RECORDS SHOWN start

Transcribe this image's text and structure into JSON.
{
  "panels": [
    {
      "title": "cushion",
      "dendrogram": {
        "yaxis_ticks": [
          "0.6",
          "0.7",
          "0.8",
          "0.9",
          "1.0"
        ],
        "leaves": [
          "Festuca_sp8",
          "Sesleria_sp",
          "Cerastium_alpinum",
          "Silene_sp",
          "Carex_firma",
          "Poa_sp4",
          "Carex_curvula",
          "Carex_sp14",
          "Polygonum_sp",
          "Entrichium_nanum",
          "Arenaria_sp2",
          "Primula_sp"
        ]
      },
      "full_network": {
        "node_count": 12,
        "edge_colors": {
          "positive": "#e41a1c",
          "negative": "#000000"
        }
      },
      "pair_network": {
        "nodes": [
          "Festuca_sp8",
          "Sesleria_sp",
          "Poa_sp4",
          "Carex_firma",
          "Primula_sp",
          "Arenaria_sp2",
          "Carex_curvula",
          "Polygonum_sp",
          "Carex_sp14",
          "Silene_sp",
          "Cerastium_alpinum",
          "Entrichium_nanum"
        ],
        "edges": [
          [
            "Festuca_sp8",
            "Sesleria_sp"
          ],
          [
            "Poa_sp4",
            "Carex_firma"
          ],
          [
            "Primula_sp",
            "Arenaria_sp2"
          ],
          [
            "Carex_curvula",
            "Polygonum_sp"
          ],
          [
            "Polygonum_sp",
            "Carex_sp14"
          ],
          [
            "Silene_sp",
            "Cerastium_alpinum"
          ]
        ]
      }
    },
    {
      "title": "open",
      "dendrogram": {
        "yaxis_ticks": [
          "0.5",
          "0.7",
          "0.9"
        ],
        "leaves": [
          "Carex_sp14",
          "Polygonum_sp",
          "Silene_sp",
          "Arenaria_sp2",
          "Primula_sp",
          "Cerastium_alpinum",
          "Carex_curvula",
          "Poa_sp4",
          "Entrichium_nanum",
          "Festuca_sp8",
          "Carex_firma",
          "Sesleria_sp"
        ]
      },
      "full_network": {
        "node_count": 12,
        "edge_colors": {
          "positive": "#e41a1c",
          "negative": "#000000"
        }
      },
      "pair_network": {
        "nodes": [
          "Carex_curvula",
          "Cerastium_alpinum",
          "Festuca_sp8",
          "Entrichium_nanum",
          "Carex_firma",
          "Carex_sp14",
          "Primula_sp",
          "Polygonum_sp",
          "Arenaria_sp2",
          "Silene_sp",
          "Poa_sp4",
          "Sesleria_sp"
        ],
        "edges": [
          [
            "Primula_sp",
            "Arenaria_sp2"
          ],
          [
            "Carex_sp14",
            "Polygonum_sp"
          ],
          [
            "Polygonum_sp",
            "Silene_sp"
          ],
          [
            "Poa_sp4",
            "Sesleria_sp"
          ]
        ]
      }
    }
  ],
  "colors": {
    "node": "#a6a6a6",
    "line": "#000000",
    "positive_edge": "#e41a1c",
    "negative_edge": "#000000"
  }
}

RECORDS SHOWN end

CHALLENGE:
Retype the entries one by one, exactly.

OUTPUT OF THE EXERCISE:
Transcribe this image's text and structure into JSON.
{
  "panels": [
    {
      "title": "cushion",
      "dendrogram": {
        "yaxis_ticks": [
          "0.6",
          "0.7",
          "0.8",
          "0.9",
          "1.0"
        ],
        "leaves": [
          "Festuca_sp8",
          "Sesleria_sp",
          "Cerastium_alpinum",
          "Silene_sp",
          "Carex_firma",
          "Poa_sp4",
          "Carex_curvula",
          "Carex_sp14",
          "Polygonum_sp",
          "Entrichium_nanum",
          "Arenaria_sp2",
          "Primula_sp"
        ]
      },
      "full_network": {
        "node_count": 12,
        "edge_colors": {
          "positive": "#e41a1c",
          "negative": "#000000"
        }
      },
      "pair_network": {
        "nodes": [
          "Festuca_sp8",
          "Sesleria_sp",
          "Poa_sp4",
          "Carex_firma",
          "Primula_sp",
          "Arenaria_sp2",
          "Carex_curvula",
          "Polygonum_sp",
          "Carex_sp14",
          "Silene_sp",
          "Cerastium_alpinum",
          "Entrichium_nanum"
        ],
        "edges": [
          [
            "Festuca_sp8",
            "Sesleria_sp"
          ],
          [
            "Poa_sp4",
            "Carex_firma"
          ],
          [
            "Primula_sp",
            "Arenaria_sp2"
          ],
          [
            "Carex_curvula",
            "Polygonum_sp"
          ],
          [
            "Polygonum_sp",
            "Carex_sp14"
          ],
          [
            "Silene_sp",
            "Cerastium_alpinum"
          ]
        ]
      }
    },
    {
      "title": "open",
      "dendrogram": {
        "yaxis_ticks": [
          "0.5",
          "0.7",
          "0.9"
        ],
        "leaves": [
          "Carex_sp14",
          "Polygonum_sp",
          "Silene_sp",
          "Arenaria_sp2",
          "Primula_sp",
          "Cerastium_alpinum",
          "Carex_curvula",
          "Poa_sp4",
          "Entrichium_nanum",
          "Festuca_sp8",
          "Carex_firma",
          "Sesleria_sp"
        ]
      },
      "full_network": {
        "node_count": 12,
        "edge_colors": {
          "positive": "#e41a1c",
          "negative": "#000000"
        }
      },
      "pair_network": {
        "nodes": [
          "Carex_curvula",
          "Cerastium_alpinum",
          "Festuca_sp8",
          "Entrichium_nanum",
          "Carex_firma",
          "Carex_sp14",
          "Primula_sp",
          "Polygonum_sp",
          "Arenaria_sp2",
          "Silene_sp",
          "Poa_sp4",
          "Sesleria_sp"
        ],
        "edges": [
          [
            "Primula_sp",
            "Arenaria_sp2"
          ],
          [
            "Carex_sp14",
            "Polygonum_sp"
          ],
          [
            "Polygonum_sp",
            "Silene_sp"
          ],
          [
            "Poa_sp4",
            "Sesleria_sp"
          ]
        ]
      }
    }
  ],
  "colors": {
    "node": "#a6a6a6",
    "line": "#000000",
    "positive_edge": "#e41a1c",
    "negative_edge": "#000000"
  }
}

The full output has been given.